__PROBLEM STATEMENT__:
Return all of the data exactly as given.

:: DATA FOR THIS TASK

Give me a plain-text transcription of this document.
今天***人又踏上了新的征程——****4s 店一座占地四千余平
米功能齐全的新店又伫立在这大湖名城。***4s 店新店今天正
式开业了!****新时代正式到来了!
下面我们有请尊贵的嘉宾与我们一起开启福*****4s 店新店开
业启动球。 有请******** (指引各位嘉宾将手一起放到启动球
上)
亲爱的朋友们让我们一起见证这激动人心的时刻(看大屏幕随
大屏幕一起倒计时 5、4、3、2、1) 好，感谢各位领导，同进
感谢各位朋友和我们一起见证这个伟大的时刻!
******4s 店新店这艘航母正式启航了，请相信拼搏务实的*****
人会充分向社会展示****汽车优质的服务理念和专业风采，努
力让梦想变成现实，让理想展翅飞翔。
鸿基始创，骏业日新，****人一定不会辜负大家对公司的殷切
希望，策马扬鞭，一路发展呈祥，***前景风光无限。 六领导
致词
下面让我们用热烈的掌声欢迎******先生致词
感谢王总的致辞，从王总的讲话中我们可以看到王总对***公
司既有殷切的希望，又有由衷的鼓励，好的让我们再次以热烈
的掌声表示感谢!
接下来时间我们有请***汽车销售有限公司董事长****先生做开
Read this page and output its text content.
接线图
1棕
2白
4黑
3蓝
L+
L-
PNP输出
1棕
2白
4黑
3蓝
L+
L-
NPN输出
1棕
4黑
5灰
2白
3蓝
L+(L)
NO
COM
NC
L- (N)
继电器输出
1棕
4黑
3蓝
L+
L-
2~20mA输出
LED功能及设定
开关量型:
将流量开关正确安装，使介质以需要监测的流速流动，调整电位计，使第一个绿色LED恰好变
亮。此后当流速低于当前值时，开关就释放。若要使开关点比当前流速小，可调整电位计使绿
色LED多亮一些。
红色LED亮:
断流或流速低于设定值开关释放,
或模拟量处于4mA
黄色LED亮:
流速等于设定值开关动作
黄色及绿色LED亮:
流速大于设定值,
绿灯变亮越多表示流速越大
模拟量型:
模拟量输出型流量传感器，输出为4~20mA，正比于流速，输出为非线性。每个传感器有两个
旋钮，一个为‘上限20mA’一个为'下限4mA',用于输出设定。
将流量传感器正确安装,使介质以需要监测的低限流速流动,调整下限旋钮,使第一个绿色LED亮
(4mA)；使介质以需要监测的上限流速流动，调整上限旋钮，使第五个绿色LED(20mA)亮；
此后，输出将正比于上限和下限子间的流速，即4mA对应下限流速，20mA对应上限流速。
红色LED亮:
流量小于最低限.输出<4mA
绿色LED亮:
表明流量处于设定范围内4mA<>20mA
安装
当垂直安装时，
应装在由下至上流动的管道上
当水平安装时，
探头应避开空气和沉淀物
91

::::

__WORKED ANSWER__:
Give me a plain-text transcription of this document.
今天***人又踏上了新的征程——****4s 店一座占地四千余平
米功能齐全的新店又伫立在这大湖名城。***4s 店新店今天正
式开业了!****新时代正式到来了!
下面我们有请尊贵的嘉宾与我们一起开启福*****4s 店新店开
业启动球。 有请******** (指引各位嘉宾将手一起放到启动球
上)
亲爱的朋友们让我们一起见证这激动人心的时刻(看大屏幕随
大屏幕一起倒计时 5、4、3、2、1) 好，感谢各位领导，同进
感谢各位朋友和我们一起见证这个伟大的时刻!
******4s 店新店这艘航母正式启航了，请相信拼搏务实的*****
人会充分向社会展示****汽车优质的服务理念和专业风采，努
力让梦想变成现实，让理想展翅飞翔。
鸿基始创，骏业日新，****人一定不会辜负大家对公司的殷切
希望，策马扬鞭，一路发展呈祥，***前景风光无限。 六领导
致词
下面让我们用热烈的掌声欢迎******先生致词
感谢王总的致辞，从王总的讲话中我们可以看到王总对***公
司既有殷切的希望，又有由衷的鼓励，好的让我们再次以热烈
的掌声表示感谢!
接下来时间我们有请***汽车销售有限公司董事长****先生做开
Read this page and output its text content.
接线图
1棕
2白
4黑
3蓝
L+
L-
PNP输出
1棕
2白
4黑
3蓝
L+
L-
NPN输出
1棕
4黑
5灰
2白
3蓝
L+(L)
NO
COM
NC
L- (N)
继电器输出
1棕
4黑
3蓝
L+
L-
2~20mA输出
LED功能及设定
开关量型:
将流量开关正确安装，使介质以需要监测的流速流动，调整电位计，使第一个绿色LED恰好变
亮。此后当流速低于当前值时，开关就释放。若要使开关点比当前流速小，可调整电位计使绿
色LED多亮一些。
红色LED亮:
断流或流速低于设定值开关释放,
或模拟量处于4mA
黄色LED亮:
流速等于设定值开关动作
黄色及绿色LED亮:
流速大于设定值,
绿灯变亮越多表示流速越大
模拟量型:
模拟量输出型流量传感器，输出为4~20mA，正比于流速，输出为非线性。每个传感器有两个
旋钮，一个为‘上限20mA’一个为'下限4mA',用于输出设定。
将流量传感器正确安装,使介质以需要监测的低限流速流动,调整下限旋钮,使第一个绿色LED亮
(4mA)；使介质以需要监测的上限流速流动，调整上限旋钮，使第五个绿色LED(20mA)亮；
此后，输出将正比于上限和下限子间的流速，即4mA对应下限流速，20mA对应上限流速。
红色LED亮:
流量小于最低限.输出<4mA
绿色LED亮:
表明流量处于设定范围内4mA<>20mA
安装
当垂直安装时，
应装在由下至上流动的管道上
当水平安装时，
探头应避开空气和沉淀物
91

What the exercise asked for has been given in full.